• **RECORDS FOR PROCESSING**
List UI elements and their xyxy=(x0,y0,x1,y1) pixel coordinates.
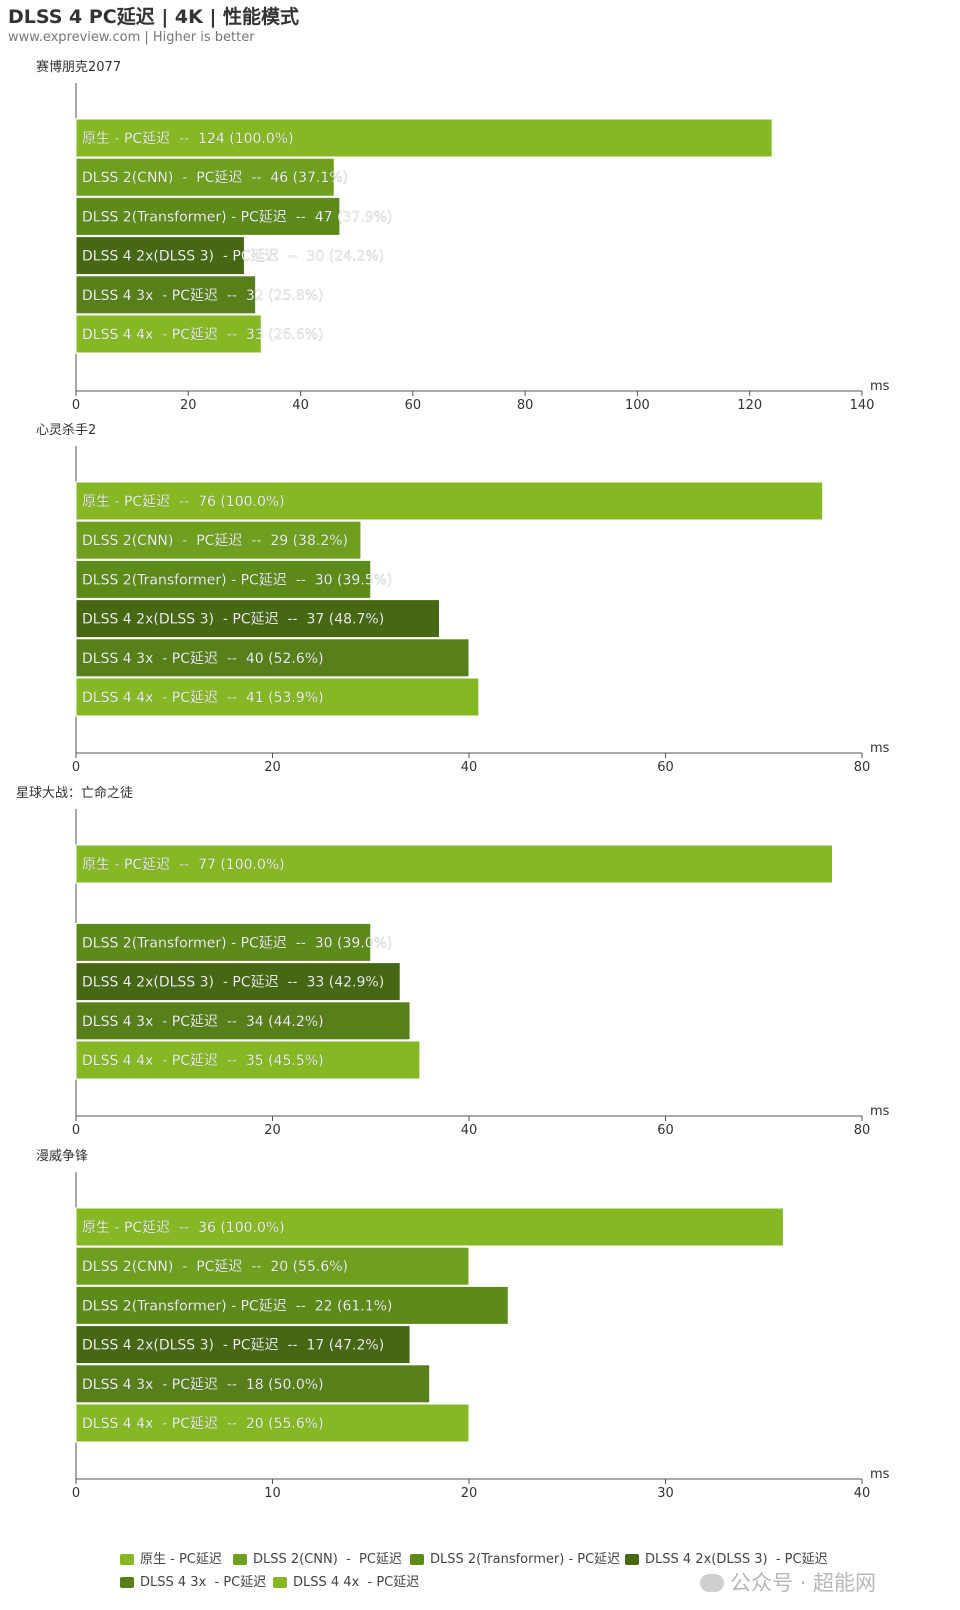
bar xyxy=(75,157,335,197)
bar xyxy=(75,236,245,276)
bar xyxy=(75,844,834,884)
x-tick-label: 60 xyxy=(657,1123,674,1138)
chart-title: DLSS 4 PC延迟 | 4K | 性能模式 xyxy=(8,6,299,28)
bar-label: 原生 - PC延迟 -- 76 (100.0%) xyxy=(82,494,285,510)
chart-title-text: 漫威争锋 xyxy=(36,1149,88,1164)
x-tick-label: 40 xyxy=(854,1486,871,1501)
x-tick-label: 80 xyxy=(854,1123,871,1138)
bar xyxy=(75,1403,470,1443)
bar xyxy=(75,599,441,639)
bar xyxy=(75,962,401,1002)
bar-label: DLSS 2(CNN) - PC延迟 -- 29 (38.2%) xyxy=(82,533,348,549)
bar xyxy=(75,314,262,354)
bar-label: DLSS 2(Transformer) - PC延迟 -- 30 (39.5%) xyxy=(82,572,392,588)
chart-title-text: 心灵杀手2 xyxy=(36,423,96,438)
bar-label: DLSS 4 3x - PC延迟 -- 40 (52.6%) xyxy=(82,651,324,667)
bar-label: DLSS 4 3x - PC延迟 -- 32 (25.8%) xyxy=(82,288,324,304)
legend-swatch xyxy=(410,1554,424,1565)
legend-swatch xyxy=(233,1554,247,1565)
x-tick-label: 80 xyxy=(854,760,871,775)
x-axis-unit: ms xyxy=(870,1467,890,1482)
watermark: 公众号 · 超能网 xyxy=(700,1567,876,1597)
bar xyxy=(75,196,341,236)
chart-panel-1: 赛博朋克2077 0 20 40 60 80 100 120 140 ms 原生 - PC延迟 --… xyxy=(36,59,890,413)
legend-label: DLSS 4 3x - PC延迟 xyxy=(140,1575,267,1590)
bar-label: DLSS 4 4x - PC延迟 -- 41 (53.9%) xyxy=(82,690,324,706)
bar xyxy=(75,481,824,521)
legend-swatch xyxy=(625,1554,639,1565)
x-axis-unit: ms xyxy=(870,741,890,756)
x-tick-label: 0 xyxy=(72,1486,80,1501)
bar xyxy=(75,1364,431,1404)
bar xyxy=(75,1001,411,1041)
watermark-text: 公众号 · 超能网 xyxy=(730,1571,877,1595)
bar-label: 原生 - PC延迟 -- 77 (100.0%) xyxy=(82,857,285,873)
bar xyxy=(75,922,372,962)
bar xyxy=(75,1325,411,1365)
wechat-icon xyxy=(700,1574,724,1592)
bar-label: DLSS 4 2x(DLSS 3) - PC延迟 -- 17 (47.2%) xyxy=(82,1338,384,1354)
x-axis-unit: ms xyxy=(870,379,890,394)
bar-label: 原生 - PC延迟 -- 36 (100.0%) xyxy=(82,1220,285,1236)
x-tick-label: 20 xyxy=(264,760,281,775)
bar xyxy=(75,1207,784,1247)
x-tick-label: 80 xyxy=(517,398,534,413)
legend-swatch xyxy=(273,1577,287,1588)
x-tick-label: 120 xyxy=(737,398,762,413)
bar-label: DLSS 4 4x - PC延迟 -- 20 (55.6%) xyxy=(82,1416,324,1432)
chart-title-text: 赛博朋克2077 xyxy=(36,59,121,75)
bar xyxy=(75,275,257,315)
bar-label: DLSS 4 4x - PC延迟 -- 33 (26.6%) xyxy=(82,327,324,343)
bar xyxy=(75,559,372,599)
bar xyxy=(75,1285,509,1325)
chart-title-text: 星球大战：亡命之徒 xyxy=(16,785,133,801)
x-tick-label: 20 xyxy=(264,1123,281,1138)
legend-swatch xyxy=(120,1554,134,1565)
legend-label: DLSS 2(CNN) - PC延迟 xyxy=(253,1552,402,1567)
x-tick-label: 60 xyxy=(657,760,674,775)
x-tick-label: 20 xyxy=(180,398,197,413)
legend-label: DLSS 4 2x(DLSS 3) - PC延迟 xyxy=(645,1552,828,1567)
bar-label: DLSS 2(Transformer) - PC延迟 -- 30 (39.0%) xyxy=(82,935,392,951)
bar-label: DLSS 2(Transformer) - PC延迟 -- 47 (37.9%) xyxy=(82,209,392,225)
bar-label: DLSS 2(CNN) - PC延迟 -- 20 (55.6%) xyxy=(82,1259,348,1275)
legend-label: DLSS 2(Transformer) - PC延迟 xyxy=(430,1552,621,1567)
x-tick-label: 0 xyxy=(72,760,80,775)
x-tick-label: 30 xyxy=(657,1486,674,1501)
bar-label: DLSS 4 4x - PC延迟 -- 35 (45.5%) xyxy=(82,1053,324,1069)
x-tick-label: 140 xyxy=(850,398,875,413)
x-tick-label: 60 xyxy=(405,398,422,413)
x-tick-label: 40 xyxy=(461,760,478,775)
legend-label: DLSS 4 4x - PC延迟 xyxy=(293,1575,420,1590)
x-tick-label: 40 xyxy=(461,1123,478,1138)
bar-label: DLSS 4 2x(DLSS 3) - PC延迟 -- 33 (42.9%) xyxy=(82,975,384,991)
bar xyxy=(75,1246,470,1286)
x-axis-unit: ms xyxy=(870,1104,890,1119)
x-tick-label: 20 xyxy=(461,1486,478,1501)
bar-label: DLSS 2(CNN) - PC延迟 -- 46 (37.1%) xyxy=(82,170,348,186)
bar-label: DLSS 4 2x(DLSS 3) - PC延迟 -- 37 (48.7%) xyxy=(82,612,384,628)
bar xyxy=(75,638,470,678)
bar xyxy=(75,677,480,717)
bar-label: DLSS 4 3x - PC延迟 -- 34 (44.2%) xyxy=(82,1014,324,1030)
bar-label: DLSS 4 3x - PC延迟 -- 18 (50.0%) xyxy=(82,1377,324,1393)
bar xyxy=(75,118,773,158)
bar-label: DLSS 2(Transformer) - PC延迟 -- 22 (61.1%) xyxy=(82,1298,392,1314)
chart-panel-2: 心灵杀手2 0 20 40 60 80 ms 原生 - PC延迟 -- 76 (100.0%)… xyxy=(36,423,890,775)
x-tick-label: 0 xyxy=(72,398,80,413)
x-tick-label: 100 xyxy=(625,398,650,413)
chart-panel-4: 漫威争锋 0 10 20 30 40 ms 原生 - PC延迟 -- 36 (100.0%) D… xyxy=(36,1149,890,1501)
x-tick-label: 40 xyxy=(292,398,309,413)
chart-subtitle: www.expreview.com | Higher is better xyxy=(8,30,255,45)
chart-panel-3: 星球大战：亡命之徒 0 20 40 60 80 ms 原生 - PC延迟 -- 77 (100… xyxy=(16,785,890,1138)
bar-label: DLSS 4 2x(DLSS 3) - PC延迟 -- 30 (24.2%) xyxy=(82,249,384,265)
bar xyxy=(75,1040,421,1080)
x-tick-label: 0 xyxy=(72,1123,80,1138)
legend-swatch xyxy=(120,1577,134,1588)
bar xyxy=(75,520,362,560)
legend-label: 原生 - PC延迟 xyxy=(140,1552,222,1567)
x-tick-label: 10 xyxy=(264,1486,281,1501)
bar-label: 原生 - PC延迟 -- 124 (100.0%) xyxy=(82,131,294,147)
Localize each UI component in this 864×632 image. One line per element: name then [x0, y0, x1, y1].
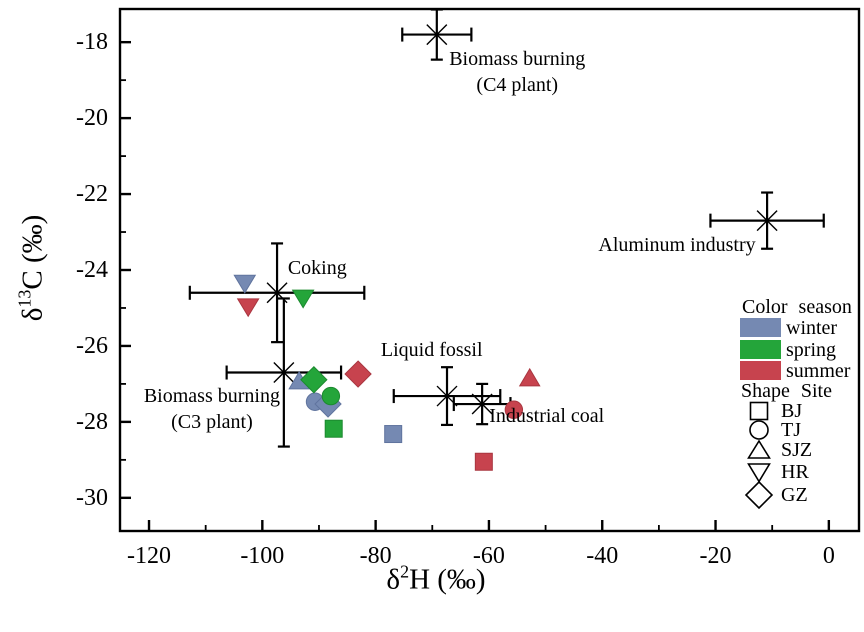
point-summer-TJ — [504, 400, 524, 419]
point-summer-HR — [236, 298, 260, 318]
source-star-marker — [273, 362, 295, 384]
source-star-marker — [266, 282, 288, 304]
source-star-marker — [426, 24, 448, 46]
y-tick-label: -20 — [76, 105, 108, 132]
source-star-marker — [471, 393, 493, 415]
y-tick-label: -30 — [76, 484, 108, 511]
legend-site-label: GZ — [781, 484, 808, 506]
source-label: Biomass burning — [143, 385, 280, 408]
source-star-marker — [756, 210, 778, 232]
legend-season-label: winter — [786, 317, 838, 339]
legend-site-label: BJ — [781, 400, 803, 422]
source-star-marker — [436, 385, 458, 407]
legend-color-header: Color season — [742, 296, 852, 318]
point-summer-BJ — [474, 452, 493, 471]
y-tick-label: -28 — [76, 408, 108, 435]
legend-glyph-diamond — [744, 480, 774, 510]
x-tick-label: -100 — [240, 543, 285, 569]
point-winter-HR — [233, 274, 257, 294]
point-summer-GZ — [344, 360, 372, 388]
point-spring-HR — [291, 289, 315, 309]
legend-swatch-spring — [740, 340, 781, 359]
x-tick-label: -80 — [359, 543, 392, 569]
source-label: Biomass burning — [449, 48, 586, 71]
x-tick-label: -120 — [127, 543, 172, 569]
x-axis-label: δ2H (‰) — [386, 562, 485, 597]
y-axis-label-symbol: δ — [16, 307, 49, 322]
legend-site-label: TJ — [781, 419, 801, 441]
legend-glyph-circle — [749, 420, 769, 440]
source-label: Coking — [287, 257, 347, 280]
x-tick-label: -40 — [586, 543, 619, 569]
y-axis-label: δ13C (‰) — [15, 215, 50, 322]
x-axis-label-sup: 2 — [400, 561, 410, 582]
legend-site-label: HR — [781, 461, 809, 483]
x-tick-label: -60 — [472, 543, 505, 569]
legend-glyph-square — [749, 401, 769, 421]
y-axis-label-sup: 13 — [14, 289, 35, 308]
source-label: Industrial coal — [489, 405, 605, 428]
point-winter-BJ — [384, 425, 403, 444]
x-tick-label: -20 — [699, 543, 732, 569]
y-tick-label: -24 — [76, 257, 108, 283]
source-label: Aluminum industry — [598, 234, 756, 257]
legend-season-label: spring — [786, 339, 836, 361]
source-label: Liquid fossil — [380, 338, 483, 361]
legend-season-label: summer — [786, 360, 851, 382]
source-label: (C3 plant) — [171, 411, 253, 434]
legend-glyph-triangle-down — [747, 463, 771, 484]
legend-glyph-triangle — [747, 439, 771, 459]
x-tick-label: 0 — [822, 543, 835, 569]
x-axis-label-rest: H (‰) — [409, 563, 486, 596]
source-label: (C4 plant) — [476, 74, 559, 97]
y-tick-label: -22 — [76, 181, 108, 208]
legend-site-label: SJZ — [781, 439, 813, 461]
point-summer-SJZ — [518, 367, 541, 387]
point-spring-TJ — [321, 386, 341, 406]
y-axis-label-rest: C (‰) — [16, 214, 49, 290]
x-axis-label-symbol: δ — [386, 563, 401, 596]
legend-swatch-winter — [740, 318, 781, 337]
point-spring-BJ — [324, 419, 343, 438]
legend-swatch-summer — [740, 361, 781, 380]
point-spring-GZ — [300, 366, 328, 394]
y-tick-label: -18 — [76, 29, 108, 56]
legend-shape-header: Shape Site — [741, 380, 832, 402]
y-tick-label: -26 — [76, 332, 108, 359]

• **WHAT THE TASK REQUIRES**
Please reproduce the material from the line with "point-summer-TJ — [504, 400, 524, 419]" to the line with "source-star-marker — [436, 385, 458, 407]", replacing "Biomass burning" with "Biomass combustion" and leaving everything else unchanged.

• **SOLUTION FOR THIS PROBLEM**
point-summer-TJ — [504, 400, 524, 419]
point-summer-HR — [236, 298, 260, 318]
source-star-marker — [273, 362, 295, 384]
source-star-marker — [266, 282, 288, 304]
source-star-marker — [426, 24, 448, 46]
y-tick-label: -20 — [76, 105, 108, 132]
source-star-marker — [471, 393, 493, 415]
y-tick-label: -30 — [76, 484, 108, 511]
legend-site-label: GZ — [781, 484, 808, 506]
source-label: Biomass combustion — [143, 385, 280, 408]
source-star-marker — [756, 210, 778, 232]
legend-season-label: winter — [786, 317, 838, 339]
legend-site-label: BJ — [781, 400, 803, 422]
source-star-marker — [436, 385, 458, 407]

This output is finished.